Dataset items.
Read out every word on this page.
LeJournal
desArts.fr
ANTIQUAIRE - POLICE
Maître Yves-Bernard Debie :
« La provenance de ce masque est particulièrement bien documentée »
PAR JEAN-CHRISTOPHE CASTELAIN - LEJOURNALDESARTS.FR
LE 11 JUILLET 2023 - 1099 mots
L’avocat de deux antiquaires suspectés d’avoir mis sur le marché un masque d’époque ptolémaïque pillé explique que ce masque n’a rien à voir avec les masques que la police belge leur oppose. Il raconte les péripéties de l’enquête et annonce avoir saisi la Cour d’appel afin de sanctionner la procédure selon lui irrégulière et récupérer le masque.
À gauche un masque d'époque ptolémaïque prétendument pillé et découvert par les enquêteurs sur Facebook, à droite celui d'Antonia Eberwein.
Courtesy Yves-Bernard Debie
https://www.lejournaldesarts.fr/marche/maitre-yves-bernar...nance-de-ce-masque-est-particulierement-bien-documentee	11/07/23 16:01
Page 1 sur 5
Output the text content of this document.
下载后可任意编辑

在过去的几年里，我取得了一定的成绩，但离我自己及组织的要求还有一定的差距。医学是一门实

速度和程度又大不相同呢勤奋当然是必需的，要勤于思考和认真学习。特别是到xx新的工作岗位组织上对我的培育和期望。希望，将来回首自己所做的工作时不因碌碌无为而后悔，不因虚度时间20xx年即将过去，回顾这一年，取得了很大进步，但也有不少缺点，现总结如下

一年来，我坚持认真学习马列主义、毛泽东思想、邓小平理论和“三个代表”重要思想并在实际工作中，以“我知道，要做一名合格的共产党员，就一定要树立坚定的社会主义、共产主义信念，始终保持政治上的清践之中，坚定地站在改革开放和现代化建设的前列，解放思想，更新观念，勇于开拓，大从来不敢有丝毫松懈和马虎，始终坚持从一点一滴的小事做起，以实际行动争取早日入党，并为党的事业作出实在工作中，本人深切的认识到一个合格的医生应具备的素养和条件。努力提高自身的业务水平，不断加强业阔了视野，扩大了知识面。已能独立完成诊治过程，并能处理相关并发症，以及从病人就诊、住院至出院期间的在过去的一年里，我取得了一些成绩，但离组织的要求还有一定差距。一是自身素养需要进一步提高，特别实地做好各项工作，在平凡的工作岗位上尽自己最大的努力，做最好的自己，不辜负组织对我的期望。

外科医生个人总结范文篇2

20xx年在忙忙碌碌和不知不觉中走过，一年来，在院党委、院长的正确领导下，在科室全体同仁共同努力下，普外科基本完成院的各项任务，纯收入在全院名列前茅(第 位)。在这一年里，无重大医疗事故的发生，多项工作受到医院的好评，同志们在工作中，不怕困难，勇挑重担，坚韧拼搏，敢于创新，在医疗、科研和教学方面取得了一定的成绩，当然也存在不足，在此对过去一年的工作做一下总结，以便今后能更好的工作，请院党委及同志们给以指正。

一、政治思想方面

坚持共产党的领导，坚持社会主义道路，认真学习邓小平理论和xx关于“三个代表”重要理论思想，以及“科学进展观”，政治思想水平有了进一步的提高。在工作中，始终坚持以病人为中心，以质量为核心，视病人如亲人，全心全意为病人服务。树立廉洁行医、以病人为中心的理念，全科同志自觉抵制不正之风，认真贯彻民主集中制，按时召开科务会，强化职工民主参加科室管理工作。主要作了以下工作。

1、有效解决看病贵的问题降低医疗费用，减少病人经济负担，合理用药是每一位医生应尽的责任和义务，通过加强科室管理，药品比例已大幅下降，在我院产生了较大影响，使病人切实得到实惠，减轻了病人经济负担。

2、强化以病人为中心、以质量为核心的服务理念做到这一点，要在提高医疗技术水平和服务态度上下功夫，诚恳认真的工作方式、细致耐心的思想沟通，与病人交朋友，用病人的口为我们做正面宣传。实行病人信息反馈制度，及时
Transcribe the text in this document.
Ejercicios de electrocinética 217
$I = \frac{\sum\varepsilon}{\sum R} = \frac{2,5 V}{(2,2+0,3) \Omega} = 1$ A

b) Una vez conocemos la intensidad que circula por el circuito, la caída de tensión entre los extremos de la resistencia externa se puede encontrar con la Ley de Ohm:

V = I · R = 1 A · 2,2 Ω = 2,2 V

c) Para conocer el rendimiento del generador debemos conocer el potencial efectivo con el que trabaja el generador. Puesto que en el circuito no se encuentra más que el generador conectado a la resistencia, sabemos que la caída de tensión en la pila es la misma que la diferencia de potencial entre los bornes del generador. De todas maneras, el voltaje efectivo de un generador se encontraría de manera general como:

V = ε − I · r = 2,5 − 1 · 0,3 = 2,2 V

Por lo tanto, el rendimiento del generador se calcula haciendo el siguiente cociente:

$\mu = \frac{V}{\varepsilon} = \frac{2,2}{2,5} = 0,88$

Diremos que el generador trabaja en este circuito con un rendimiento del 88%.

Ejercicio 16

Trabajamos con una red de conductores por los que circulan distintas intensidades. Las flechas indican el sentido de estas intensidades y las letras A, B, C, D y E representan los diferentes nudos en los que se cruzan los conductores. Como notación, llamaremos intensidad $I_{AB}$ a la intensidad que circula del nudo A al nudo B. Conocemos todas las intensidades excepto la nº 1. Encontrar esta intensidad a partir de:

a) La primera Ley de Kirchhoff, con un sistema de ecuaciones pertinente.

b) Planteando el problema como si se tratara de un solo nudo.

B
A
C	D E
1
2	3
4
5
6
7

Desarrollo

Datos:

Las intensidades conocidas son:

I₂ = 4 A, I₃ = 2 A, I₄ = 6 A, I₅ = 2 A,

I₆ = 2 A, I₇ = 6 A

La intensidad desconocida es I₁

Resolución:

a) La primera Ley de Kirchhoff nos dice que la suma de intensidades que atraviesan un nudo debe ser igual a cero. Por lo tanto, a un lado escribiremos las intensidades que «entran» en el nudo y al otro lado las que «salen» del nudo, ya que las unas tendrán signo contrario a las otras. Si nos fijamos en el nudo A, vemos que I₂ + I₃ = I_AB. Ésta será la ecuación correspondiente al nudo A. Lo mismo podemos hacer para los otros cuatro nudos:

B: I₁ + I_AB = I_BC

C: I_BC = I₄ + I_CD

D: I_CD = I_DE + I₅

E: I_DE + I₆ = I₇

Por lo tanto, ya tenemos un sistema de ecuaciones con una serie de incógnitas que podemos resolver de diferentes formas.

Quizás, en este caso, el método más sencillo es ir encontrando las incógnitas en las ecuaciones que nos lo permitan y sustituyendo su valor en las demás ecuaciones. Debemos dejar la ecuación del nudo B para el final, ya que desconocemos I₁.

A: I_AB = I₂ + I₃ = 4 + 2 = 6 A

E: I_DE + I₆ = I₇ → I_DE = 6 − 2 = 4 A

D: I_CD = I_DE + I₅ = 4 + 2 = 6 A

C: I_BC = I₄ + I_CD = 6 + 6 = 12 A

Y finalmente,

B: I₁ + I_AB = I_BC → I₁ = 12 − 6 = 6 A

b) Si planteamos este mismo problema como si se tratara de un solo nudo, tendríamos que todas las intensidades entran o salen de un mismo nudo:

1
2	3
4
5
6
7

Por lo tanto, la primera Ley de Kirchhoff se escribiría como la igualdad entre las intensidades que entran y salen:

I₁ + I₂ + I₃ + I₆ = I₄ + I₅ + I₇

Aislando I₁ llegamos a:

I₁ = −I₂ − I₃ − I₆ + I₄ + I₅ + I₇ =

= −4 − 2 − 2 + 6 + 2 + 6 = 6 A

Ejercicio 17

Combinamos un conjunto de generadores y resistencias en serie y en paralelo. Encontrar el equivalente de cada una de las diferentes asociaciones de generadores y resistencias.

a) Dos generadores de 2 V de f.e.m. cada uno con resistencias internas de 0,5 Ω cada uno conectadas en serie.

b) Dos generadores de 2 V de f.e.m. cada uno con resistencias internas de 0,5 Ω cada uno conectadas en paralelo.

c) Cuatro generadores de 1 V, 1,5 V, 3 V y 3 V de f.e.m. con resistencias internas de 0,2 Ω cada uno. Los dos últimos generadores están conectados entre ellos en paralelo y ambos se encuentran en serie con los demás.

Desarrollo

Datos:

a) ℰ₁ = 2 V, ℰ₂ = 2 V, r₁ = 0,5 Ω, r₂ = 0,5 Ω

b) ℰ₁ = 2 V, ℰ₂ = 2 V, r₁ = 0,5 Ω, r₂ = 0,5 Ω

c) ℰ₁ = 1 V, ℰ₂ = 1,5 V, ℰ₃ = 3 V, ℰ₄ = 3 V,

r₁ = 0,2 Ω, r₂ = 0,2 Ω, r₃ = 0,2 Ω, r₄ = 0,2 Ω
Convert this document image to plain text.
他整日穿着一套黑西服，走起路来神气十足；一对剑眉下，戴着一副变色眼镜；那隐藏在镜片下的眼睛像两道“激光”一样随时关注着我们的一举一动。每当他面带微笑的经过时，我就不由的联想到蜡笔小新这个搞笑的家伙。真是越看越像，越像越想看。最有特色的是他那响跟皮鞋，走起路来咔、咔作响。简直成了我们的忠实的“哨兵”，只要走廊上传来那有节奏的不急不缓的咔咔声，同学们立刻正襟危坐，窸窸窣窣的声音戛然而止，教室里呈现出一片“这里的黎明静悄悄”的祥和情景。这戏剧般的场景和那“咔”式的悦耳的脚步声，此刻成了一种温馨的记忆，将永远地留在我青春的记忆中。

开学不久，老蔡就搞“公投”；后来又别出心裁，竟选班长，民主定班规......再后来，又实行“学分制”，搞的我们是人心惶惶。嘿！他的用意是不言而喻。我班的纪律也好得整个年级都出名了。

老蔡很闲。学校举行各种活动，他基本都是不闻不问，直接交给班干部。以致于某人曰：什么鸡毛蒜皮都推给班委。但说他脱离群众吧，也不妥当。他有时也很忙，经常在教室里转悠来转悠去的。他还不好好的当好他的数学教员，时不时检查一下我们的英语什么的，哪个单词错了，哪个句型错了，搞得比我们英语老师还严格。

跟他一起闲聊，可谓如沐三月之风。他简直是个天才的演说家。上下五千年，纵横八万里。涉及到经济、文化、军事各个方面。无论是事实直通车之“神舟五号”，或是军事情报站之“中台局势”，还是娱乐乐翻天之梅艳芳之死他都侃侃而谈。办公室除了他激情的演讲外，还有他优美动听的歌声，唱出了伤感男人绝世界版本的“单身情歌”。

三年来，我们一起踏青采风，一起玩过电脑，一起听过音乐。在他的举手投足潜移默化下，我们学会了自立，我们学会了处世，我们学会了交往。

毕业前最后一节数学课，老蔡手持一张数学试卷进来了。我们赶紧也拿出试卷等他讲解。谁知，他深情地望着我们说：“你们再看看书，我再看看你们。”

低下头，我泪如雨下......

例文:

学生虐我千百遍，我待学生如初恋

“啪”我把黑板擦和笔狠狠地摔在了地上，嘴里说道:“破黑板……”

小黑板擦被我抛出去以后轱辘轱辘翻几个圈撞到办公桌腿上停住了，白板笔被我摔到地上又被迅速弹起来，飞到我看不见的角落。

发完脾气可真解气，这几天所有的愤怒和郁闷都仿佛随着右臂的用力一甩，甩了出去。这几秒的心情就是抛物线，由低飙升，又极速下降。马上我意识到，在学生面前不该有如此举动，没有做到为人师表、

What to do. Sift the material for lines with the string "frac". Copy each one found.

Result of the exercise.
$I = \frac{\sum\varepsilon}{\sum R} = \frac{2,5 V}{(2,2+0,3) \Omega} = 1$ A
$\mu = \frac{V}{\varepsilon} = \frac{2,2}{2,5} = 0,88$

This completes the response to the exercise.